Find every line in the records that holds the string "Help". Copy each one.

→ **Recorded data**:

==================================================

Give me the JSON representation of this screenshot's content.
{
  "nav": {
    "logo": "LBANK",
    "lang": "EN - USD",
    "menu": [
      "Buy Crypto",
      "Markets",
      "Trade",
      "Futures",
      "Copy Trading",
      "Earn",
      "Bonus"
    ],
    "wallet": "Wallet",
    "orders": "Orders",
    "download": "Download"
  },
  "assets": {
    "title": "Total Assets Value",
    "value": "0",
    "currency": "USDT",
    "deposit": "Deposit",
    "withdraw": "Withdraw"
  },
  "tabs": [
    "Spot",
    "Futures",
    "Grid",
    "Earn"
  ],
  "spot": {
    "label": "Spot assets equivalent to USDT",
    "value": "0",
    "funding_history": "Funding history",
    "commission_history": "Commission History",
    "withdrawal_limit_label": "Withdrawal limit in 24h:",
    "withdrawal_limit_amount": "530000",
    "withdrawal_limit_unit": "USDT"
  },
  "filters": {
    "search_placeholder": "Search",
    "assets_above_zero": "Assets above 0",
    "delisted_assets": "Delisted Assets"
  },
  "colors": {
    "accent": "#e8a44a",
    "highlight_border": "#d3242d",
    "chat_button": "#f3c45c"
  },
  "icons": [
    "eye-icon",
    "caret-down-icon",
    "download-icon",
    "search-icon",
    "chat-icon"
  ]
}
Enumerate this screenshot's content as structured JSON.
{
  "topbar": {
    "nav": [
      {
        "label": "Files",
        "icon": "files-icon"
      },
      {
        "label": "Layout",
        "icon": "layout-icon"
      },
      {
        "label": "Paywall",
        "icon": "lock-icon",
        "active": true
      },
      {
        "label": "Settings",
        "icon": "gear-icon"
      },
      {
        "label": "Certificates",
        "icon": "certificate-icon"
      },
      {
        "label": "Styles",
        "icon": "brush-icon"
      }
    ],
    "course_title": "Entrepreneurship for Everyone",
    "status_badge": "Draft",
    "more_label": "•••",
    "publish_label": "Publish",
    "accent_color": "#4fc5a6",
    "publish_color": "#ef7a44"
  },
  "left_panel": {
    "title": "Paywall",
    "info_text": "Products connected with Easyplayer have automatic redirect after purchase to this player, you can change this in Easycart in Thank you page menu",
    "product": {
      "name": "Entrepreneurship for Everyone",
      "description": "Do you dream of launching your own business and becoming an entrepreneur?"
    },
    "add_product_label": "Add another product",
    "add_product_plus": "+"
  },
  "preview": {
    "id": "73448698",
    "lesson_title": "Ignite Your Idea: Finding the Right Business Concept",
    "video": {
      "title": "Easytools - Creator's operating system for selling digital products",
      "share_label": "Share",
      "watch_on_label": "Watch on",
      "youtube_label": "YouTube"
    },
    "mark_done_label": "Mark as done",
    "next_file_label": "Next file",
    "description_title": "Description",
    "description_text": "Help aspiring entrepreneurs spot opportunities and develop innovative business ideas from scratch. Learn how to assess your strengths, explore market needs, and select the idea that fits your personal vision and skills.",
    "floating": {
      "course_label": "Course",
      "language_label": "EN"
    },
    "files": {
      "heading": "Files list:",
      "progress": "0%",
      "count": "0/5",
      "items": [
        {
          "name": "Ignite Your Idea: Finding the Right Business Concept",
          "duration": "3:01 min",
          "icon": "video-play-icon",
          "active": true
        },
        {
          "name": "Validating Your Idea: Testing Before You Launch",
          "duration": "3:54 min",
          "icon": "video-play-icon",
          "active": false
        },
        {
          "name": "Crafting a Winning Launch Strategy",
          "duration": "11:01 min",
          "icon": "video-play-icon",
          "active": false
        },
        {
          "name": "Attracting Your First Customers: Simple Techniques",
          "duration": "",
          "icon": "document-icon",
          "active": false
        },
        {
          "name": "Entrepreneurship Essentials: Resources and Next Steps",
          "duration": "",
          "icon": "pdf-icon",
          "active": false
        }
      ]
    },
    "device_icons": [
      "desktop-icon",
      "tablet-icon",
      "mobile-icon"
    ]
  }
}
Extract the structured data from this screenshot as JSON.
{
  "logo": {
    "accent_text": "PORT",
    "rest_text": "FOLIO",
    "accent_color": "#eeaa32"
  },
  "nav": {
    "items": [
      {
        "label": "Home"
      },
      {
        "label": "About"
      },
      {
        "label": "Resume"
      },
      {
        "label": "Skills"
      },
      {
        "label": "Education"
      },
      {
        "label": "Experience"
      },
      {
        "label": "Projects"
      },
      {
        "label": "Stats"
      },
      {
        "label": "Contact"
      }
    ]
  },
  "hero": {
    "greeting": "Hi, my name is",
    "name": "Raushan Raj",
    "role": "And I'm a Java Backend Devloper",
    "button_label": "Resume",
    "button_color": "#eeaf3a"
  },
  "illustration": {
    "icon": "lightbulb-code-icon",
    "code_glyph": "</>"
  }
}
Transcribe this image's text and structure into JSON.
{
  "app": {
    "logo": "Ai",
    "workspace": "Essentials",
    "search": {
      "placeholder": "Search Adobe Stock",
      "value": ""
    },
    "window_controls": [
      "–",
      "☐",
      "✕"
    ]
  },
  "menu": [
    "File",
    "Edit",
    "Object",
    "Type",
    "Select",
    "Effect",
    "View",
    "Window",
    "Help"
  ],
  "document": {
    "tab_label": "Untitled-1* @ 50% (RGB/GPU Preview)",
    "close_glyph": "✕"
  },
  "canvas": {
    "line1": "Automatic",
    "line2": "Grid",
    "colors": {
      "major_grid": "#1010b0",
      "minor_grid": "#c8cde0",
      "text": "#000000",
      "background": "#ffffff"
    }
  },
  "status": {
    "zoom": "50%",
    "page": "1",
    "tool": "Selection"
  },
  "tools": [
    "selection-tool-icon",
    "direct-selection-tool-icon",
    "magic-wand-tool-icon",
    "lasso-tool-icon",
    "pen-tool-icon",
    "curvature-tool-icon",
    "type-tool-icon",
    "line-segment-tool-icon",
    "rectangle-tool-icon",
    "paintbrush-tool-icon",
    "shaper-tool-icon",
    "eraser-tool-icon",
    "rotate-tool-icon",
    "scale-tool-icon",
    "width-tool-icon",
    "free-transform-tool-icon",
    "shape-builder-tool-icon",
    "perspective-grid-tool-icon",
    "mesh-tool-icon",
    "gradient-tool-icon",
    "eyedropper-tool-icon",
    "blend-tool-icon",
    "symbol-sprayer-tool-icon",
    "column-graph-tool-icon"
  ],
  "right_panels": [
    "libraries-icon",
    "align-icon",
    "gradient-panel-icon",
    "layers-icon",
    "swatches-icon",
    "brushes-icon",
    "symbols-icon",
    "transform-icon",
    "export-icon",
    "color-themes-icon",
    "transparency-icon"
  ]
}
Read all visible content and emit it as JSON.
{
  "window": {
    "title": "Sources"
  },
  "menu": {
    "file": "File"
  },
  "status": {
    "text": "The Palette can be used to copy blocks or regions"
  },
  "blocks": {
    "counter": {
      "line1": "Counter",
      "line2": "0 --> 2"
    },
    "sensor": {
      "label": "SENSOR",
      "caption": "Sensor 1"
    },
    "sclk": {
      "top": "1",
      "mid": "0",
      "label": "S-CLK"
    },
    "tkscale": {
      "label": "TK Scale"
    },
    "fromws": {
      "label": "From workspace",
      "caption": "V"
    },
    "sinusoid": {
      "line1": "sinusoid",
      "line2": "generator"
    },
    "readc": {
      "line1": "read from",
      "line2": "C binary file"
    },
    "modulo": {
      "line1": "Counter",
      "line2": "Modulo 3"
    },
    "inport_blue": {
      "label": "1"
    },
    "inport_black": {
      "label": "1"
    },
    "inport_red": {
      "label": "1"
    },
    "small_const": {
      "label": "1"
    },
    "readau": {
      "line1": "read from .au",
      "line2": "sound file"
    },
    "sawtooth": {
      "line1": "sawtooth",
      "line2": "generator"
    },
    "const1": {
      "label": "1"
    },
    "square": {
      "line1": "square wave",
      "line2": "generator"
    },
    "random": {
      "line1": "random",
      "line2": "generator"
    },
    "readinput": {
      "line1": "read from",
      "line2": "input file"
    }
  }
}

==================================================

→ **Expected answer**:
    "description_text": "Help aspiring entrepreneurs spot opportunities and develop innovative business ideas from scratch. Learn how to assess your strengths, explore market needs, and select the idea that fits your personal vision and skills.",
    "Help"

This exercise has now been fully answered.